** Start of Material for the task **

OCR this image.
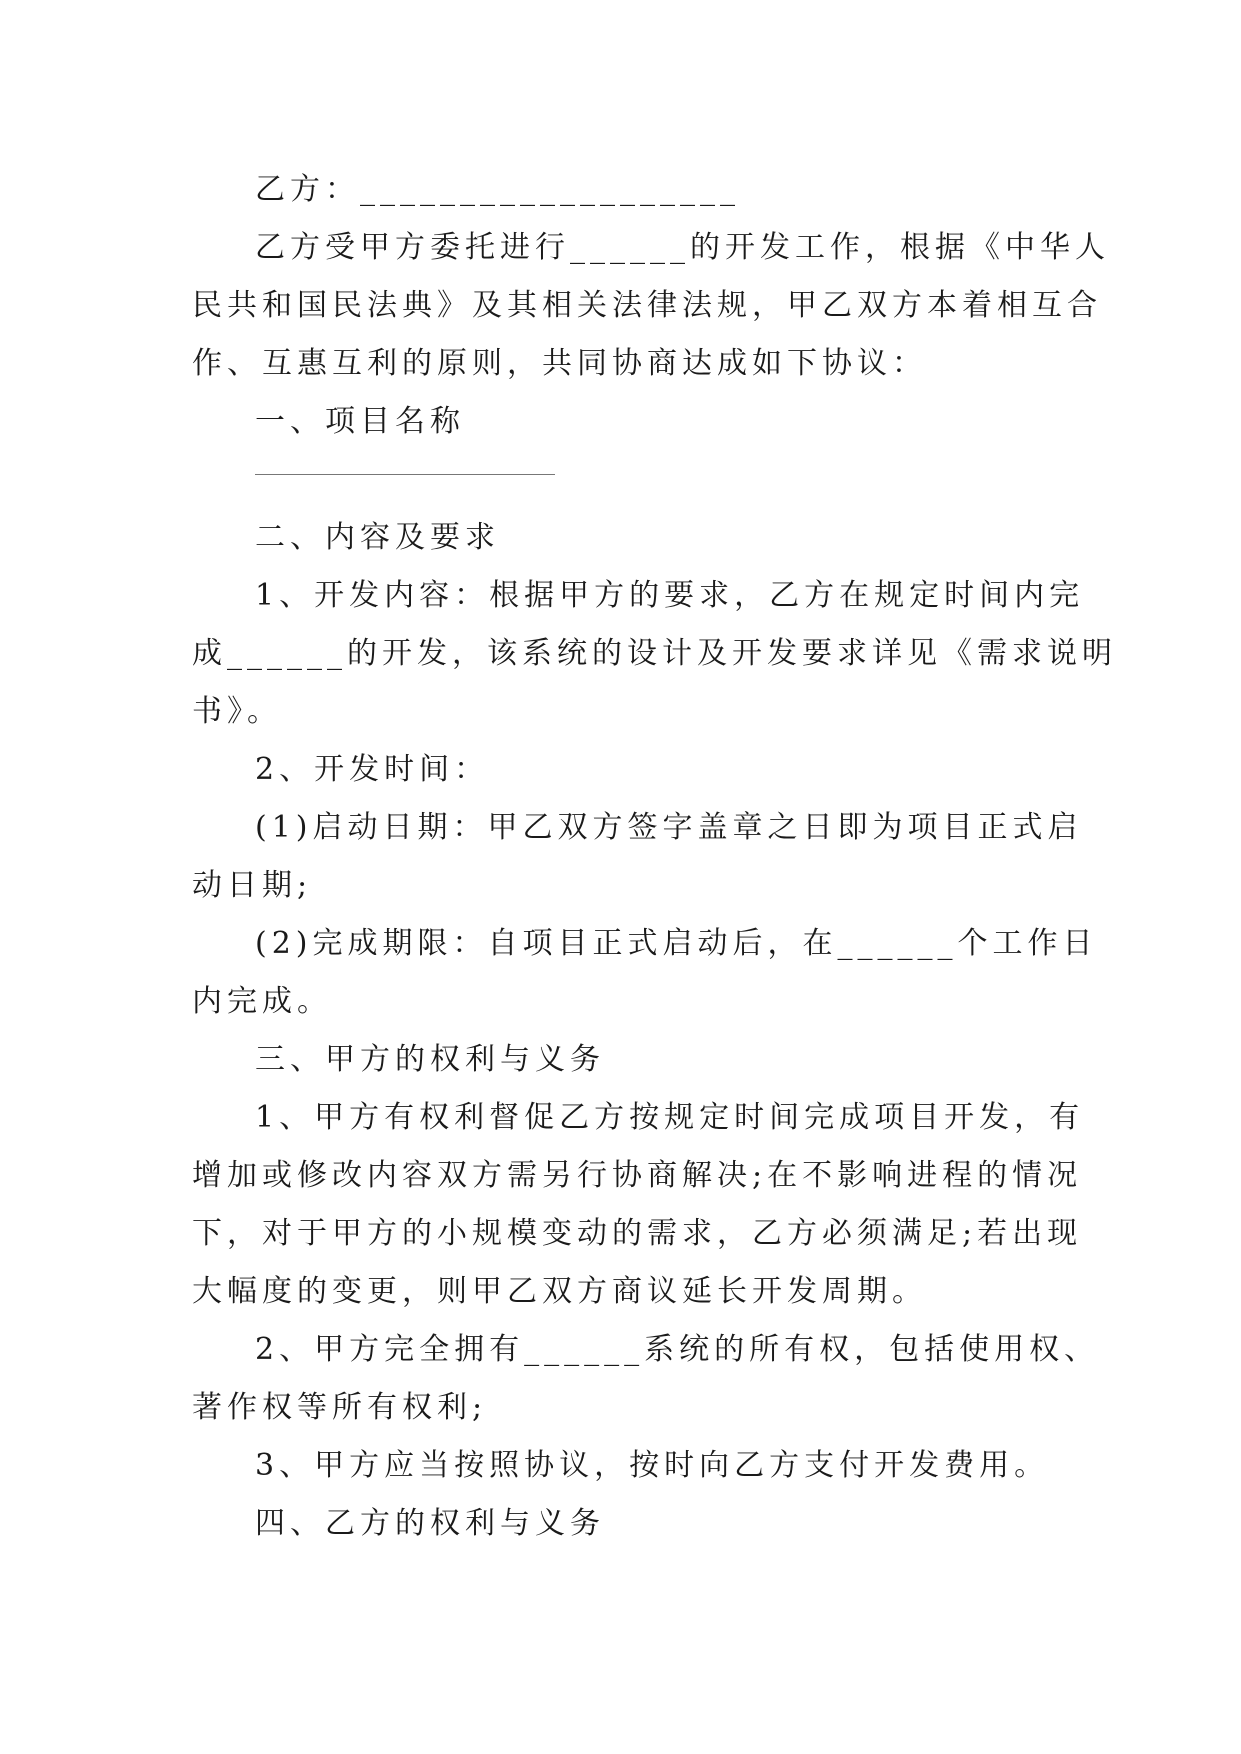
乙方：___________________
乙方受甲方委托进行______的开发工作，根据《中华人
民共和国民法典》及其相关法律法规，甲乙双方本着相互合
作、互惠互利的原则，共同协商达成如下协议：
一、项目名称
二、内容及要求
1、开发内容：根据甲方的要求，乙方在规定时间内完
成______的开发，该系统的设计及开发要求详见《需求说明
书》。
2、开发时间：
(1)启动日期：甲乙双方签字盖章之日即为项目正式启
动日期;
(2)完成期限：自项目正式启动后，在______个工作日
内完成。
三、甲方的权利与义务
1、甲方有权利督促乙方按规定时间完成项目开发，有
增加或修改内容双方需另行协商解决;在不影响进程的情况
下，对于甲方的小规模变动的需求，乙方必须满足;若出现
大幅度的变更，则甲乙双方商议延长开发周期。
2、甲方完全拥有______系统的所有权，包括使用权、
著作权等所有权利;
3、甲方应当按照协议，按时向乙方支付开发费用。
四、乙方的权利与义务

** End of Material for the task **
** Start of Material for the task **

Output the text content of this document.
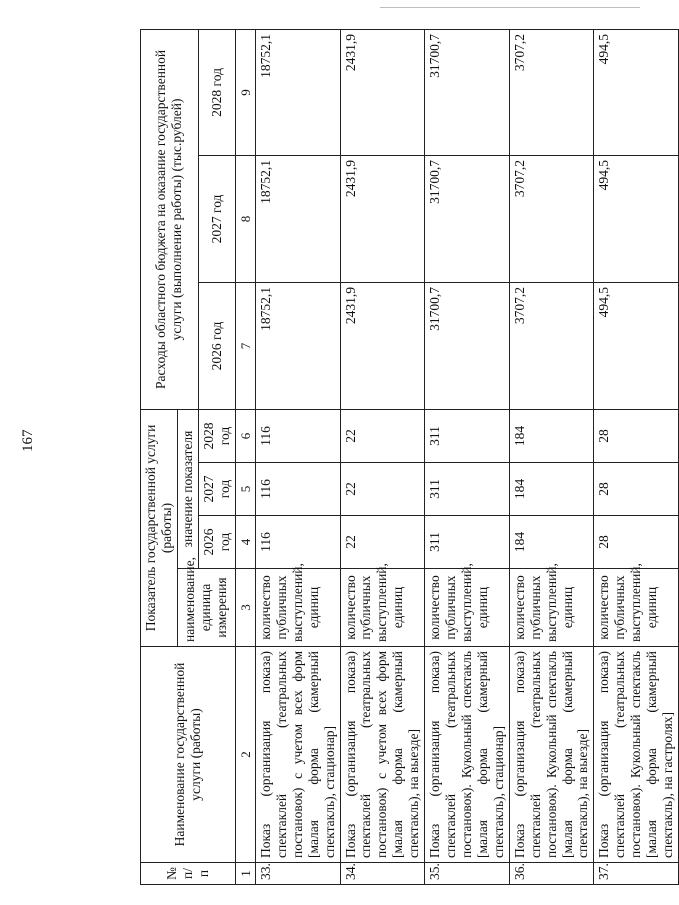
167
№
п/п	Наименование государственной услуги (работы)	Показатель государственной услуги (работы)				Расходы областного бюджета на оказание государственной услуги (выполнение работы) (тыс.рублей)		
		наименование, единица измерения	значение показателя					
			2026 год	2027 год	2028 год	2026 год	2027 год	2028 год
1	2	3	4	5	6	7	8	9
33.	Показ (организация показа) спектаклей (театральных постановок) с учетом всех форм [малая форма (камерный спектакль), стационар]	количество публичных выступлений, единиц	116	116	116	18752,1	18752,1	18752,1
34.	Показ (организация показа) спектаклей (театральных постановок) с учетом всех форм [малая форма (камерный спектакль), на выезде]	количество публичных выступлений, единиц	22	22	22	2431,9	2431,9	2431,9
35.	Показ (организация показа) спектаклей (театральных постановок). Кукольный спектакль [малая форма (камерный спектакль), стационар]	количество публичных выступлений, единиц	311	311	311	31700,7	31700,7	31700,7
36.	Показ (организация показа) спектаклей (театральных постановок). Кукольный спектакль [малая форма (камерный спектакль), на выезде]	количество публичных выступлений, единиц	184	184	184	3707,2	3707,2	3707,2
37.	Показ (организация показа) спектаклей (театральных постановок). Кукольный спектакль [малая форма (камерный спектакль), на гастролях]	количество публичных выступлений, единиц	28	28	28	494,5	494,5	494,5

** End of Material for the task **

» **Your instructions**: Go through the preceding material and copy each line that has the word "this".

» **The solution**:
OCR this image.
Output the text content of this document.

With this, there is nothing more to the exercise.